Copy out every record below exactly as written, but leave out any pictures.
# Start of Items
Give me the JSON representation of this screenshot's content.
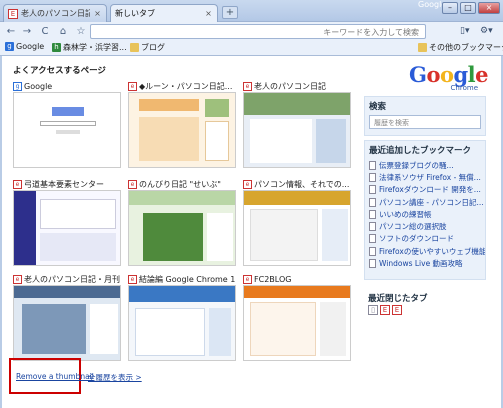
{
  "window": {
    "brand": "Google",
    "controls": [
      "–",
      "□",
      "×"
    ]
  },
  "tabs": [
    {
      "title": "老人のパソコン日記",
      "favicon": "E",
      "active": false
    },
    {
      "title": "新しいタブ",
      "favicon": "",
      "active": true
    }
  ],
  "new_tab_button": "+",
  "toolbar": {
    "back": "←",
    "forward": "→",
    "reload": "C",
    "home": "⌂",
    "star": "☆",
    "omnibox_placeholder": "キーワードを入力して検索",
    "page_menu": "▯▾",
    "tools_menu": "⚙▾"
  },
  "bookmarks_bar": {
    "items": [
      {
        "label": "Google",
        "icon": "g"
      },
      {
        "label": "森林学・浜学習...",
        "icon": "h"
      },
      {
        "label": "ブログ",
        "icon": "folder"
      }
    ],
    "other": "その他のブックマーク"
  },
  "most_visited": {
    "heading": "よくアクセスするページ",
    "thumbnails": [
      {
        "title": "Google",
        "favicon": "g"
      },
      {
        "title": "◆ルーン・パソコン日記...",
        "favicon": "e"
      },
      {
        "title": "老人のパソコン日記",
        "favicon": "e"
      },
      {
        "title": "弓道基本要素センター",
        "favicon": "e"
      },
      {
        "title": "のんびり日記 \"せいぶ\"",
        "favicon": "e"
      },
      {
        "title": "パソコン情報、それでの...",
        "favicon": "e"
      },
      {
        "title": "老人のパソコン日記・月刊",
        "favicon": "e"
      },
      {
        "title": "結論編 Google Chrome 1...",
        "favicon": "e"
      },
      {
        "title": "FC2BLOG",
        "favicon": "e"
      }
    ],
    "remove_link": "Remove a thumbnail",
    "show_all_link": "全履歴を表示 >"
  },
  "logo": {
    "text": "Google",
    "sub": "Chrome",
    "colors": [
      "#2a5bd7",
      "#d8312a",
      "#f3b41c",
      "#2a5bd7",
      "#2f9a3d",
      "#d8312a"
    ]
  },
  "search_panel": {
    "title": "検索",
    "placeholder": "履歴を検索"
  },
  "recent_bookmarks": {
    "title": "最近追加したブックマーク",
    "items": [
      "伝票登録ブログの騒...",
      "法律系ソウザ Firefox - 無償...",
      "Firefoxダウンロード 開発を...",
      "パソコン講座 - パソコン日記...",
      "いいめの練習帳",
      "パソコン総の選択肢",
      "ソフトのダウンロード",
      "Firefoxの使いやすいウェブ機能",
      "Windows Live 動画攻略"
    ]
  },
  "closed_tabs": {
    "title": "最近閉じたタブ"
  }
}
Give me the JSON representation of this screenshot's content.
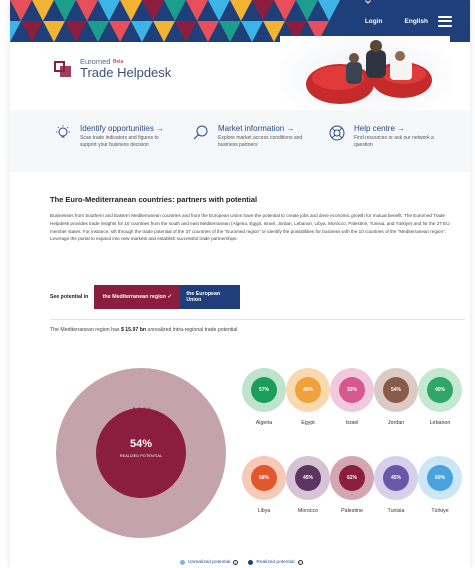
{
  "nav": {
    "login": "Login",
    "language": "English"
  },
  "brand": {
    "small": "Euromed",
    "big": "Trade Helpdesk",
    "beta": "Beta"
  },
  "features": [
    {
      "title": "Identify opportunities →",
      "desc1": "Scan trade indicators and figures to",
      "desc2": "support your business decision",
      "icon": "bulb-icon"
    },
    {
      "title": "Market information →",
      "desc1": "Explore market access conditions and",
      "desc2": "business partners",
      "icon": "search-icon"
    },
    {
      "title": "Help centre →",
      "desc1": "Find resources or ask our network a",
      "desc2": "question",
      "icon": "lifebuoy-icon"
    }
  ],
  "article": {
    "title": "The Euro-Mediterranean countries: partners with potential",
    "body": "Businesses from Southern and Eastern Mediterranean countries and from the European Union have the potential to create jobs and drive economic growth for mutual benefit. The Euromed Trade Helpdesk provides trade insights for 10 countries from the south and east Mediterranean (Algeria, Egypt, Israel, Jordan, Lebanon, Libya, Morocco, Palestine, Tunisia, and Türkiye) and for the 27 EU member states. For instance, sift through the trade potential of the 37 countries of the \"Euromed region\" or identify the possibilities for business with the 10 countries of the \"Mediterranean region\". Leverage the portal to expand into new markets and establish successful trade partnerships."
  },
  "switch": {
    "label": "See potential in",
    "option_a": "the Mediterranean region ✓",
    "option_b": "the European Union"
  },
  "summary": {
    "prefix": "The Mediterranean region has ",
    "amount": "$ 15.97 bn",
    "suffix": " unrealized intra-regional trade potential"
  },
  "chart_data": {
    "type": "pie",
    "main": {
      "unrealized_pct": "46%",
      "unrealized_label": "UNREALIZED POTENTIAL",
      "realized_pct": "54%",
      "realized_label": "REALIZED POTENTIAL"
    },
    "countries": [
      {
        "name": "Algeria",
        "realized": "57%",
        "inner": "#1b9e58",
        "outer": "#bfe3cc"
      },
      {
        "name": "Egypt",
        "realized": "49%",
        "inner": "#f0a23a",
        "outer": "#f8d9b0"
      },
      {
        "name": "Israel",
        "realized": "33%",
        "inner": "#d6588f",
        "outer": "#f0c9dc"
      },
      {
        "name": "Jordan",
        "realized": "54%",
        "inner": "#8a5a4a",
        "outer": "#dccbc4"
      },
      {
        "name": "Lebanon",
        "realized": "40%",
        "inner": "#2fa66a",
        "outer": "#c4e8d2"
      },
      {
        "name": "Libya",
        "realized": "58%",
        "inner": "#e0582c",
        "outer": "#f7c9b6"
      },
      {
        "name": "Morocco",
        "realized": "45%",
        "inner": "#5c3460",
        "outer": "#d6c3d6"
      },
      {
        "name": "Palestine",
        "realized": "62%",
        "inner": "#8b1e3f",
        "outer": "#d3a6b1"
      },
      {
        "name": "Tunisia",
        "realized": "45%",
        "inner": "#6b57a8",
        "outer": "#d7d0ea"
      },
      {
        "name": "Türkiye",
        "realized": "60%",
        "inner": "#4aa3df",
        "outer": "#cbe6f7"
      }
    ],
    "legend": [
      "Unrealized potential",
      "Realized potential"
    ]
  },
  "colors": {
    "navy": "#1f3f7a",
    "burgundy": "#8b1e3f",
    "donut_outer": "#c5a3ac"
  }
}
# End of Items
Exercise answer =>
Give me the JSON representation of this screenshot's content.
{
  "window": {
    "brand": "Google",
    "controls": [
      "–",
      "□",
      "×"
    ]
  },
  "tabs": [
    {
      "title": "老人のパソコン日記",
      "favicon": "E",
      "active": false
    },
    {
      "title": "新しいタブ",
      "favicon": "",
      "active": true
    }
  ],
  "new_tab_button": "+",
  "toolbar": {
    "back": "←",
    "forward": "→",
    "reload": "C",
    "home": "⌂",
    "star": "☆",
    "omnibox_placeholder": "キーワードを入力して検索",
    "page_menu": "▯▾",
    "tools_menu": "⚙▾"
  },
  "bookmarks_bar": {
    "items": [
      {
        "label": "Google",
        "icon": "g"
      },
      {
        "label": "森林学・浜学習...",
        "icon": "h"
      },
      {
        "label": "ブログ",
        "icon": "folder"
      }
    ],
    "other": "その他のブックマーク"
  },
  "most_visited": {
    "heading": "よくアクセスするページ",
    "thumbnails": [
      {
        "title": "Google",
        "favicon": "g"
      },
      {
        "title": "◆ルーン・パソコン日記...",
        "favicon": "e"
      },
      {
        "title": "老人のパソコン日記",
        "favicon": "e"
      },
      {
        "title": "弓道基本要素センター",
        "favicon": "e"
      },
      {
        "title": "のんびり日記 \"せいぶ\"",
        "favicon": "e"
      },
      {
        "title": "パソコン情報、それでの...",
        "favicon": "e"
      },
      {
        "title": "老人のパソコン日記・月刊",
        "favicon": "e"
      },
      {
        "title": "結論編 Google Chrome 1...",
        "favicon": "e"
      },
      {
        "title": "FC2BLOG",
        "favicon": "e"
      }
    ],
    "remove_link": "Remove a thumbnail",
    "show_all_link": "全履歴を表示 >"
  },
  "logo": {
    "text": "Google",
    "sub": "Chrome",
    "colors": [
      "#2a5bd7",
      "#d8312a",
      "#f3b41c",
      "#2a5bd7",
      "#2f9a3d",
      "#d8312a"
    ]
  },
  "search_panel": {
    "title": "検索",
    "placeholder": "履歴を検索"
  },
  "recent_bookmarks": {
    "title": "最近追加したブックマーク",
    "items": [
      "伝票登録ブログの騒...",
      "法律系ソウザ Firefox - 無償...",
      "Firefoxダウンロード 開発を...",
      "パソコン講座 - パソコン日記...",
      "いいめの練習帳",
      "パソコン総の選択肢",
      "ソフトのダウンロード",
      "Firefoxの使いやすいウェブ機能",
      "Windows Live 動画攻略"
    ]
  },
  "closed_tabs": {
    "title": "最近閉じたタブ"
  }
}
Give me the JSON representation of this screenshot's content.
{
  "nav": {
    "login": "Login",
    "language": "English"
  },
  "brand": {
    "small": "Euromed",
    "big": "Trade Helpdesk",
    "beta": "Beta"
  },
  "features": [
    {
      "title": "Identify opportunities →",
      "desc1": "Scan trade indicators and figures to",
      "desc2": "support your business decision",
      "icon": "bulb-icon"
    },
    {
      "title": "Market information →",
      "desc1": "Explore market access conditions and",
      "desc2": "business partners",
      "icon": "search-icon"
    },
    {
      "title": "Help centre →",
      "desc1": "Find resources or ask our network a",
      "desc2": "question",
      "icon": "lifebuoy-icon"
    }
  ],
  "article": {
    "title": "The Euro-Mediterranean countries: partners with potential",
    "body": "Businesses from Southern and Eastern Mediterranean countries and from the European Union have the potential to create jobs and drive economic growth for mutual benefit. The Euromed Trade Helpdesk provides trade insights for 10 countries from the south and east Mediterranean (Algeria, Egypt, Israel, Jordan, Lebanon, Libya, Morocco, Palestine, Tunisia, and Türkiye) and for the 27 EU member states. For instance, sift through the trade potential of the 37 countries of the \"Euromed region\" or identify the possibilities for business with the 10 countries of the \"Mediterranean region\". Leverage the portal to expand into new markets and establish successful trade partnerships."
  },
  "switch": {
    "label": "See potential in",
    "option_a": "the Mediterranean region ✓",
    "option_b": "the European Union"
  },
  "summary": {
    "prefix": "The Mediterranean region has ",
    "amount": "$ 15.97 bn",
    "suffix": " unrealized intra-regional trade potential"
  },
  "chart_data": {
    "type": "pie",
    "main": {
      "unrealized_pct": "46%",
      "unrealized_label": "UNREALIZED POTENTIAL",
      "realized_pct": "54%",
      "realized_label": "REALIZED POTENTIAL"
    },
    "countries": [
      {
        "name": "Algeria",
        "realized": "57%",
        "inner": "#1b9e58",
        "outer": "#bfe3cc"
      },
      {
        "name": "Egypt",
        "realized": "49%",
        "inner": "#f0a23a",
        "outer": "#f8d9b0"
      },
      {
        "name": "Israel",
        "realized": "33%",
        "inner": "#d6588f",
        "outer": "#f0c9dc"
      },
      {
        "name": "Jordan",
        "realized": "54%",
        "inner": "#8a5a4a",
        "outer": "#dccbc4"
      },
      {
        "name": "Lebanon",
        "realized": "40%",
        "inner": "#2fa66a",
        "outer": "#c4e8d2"
      },
      {
        "name": "Libya",
        "realized": "58%",
        "inner": "#e0582c",
        "outer": "#f7c9b6"
      },
      {
        "name": "Morocco",
        "realized": "45%",
        "inner": "#5c3460",
        "outer": "#d6c3d6"
      },
      {
        "name": "Palestine",
        "realized": "62%",
        "inner": "#8b1e3f",
        "outer": "#d3a6b1"
      },
      {
        "name": "Tunisia",
        "realized": "45%",
        "inner": "#6b57a8",
        "outer": "#d7d0ea"
      },
      {
        "name": "Türkiye",
        "realized": "60%",
        "inner": "#4aa3df",
        "outer": "#cbe6f7"
      }
    ],
    "legend": [
      "Unrealized potential",
      "Realized potential"
    ]
  },
  "colors": {
    "navy": "#1f3f7a",
    "burgundy": "#8b1e3f",
    "donut_outer": "#c5a3ac"
  }
}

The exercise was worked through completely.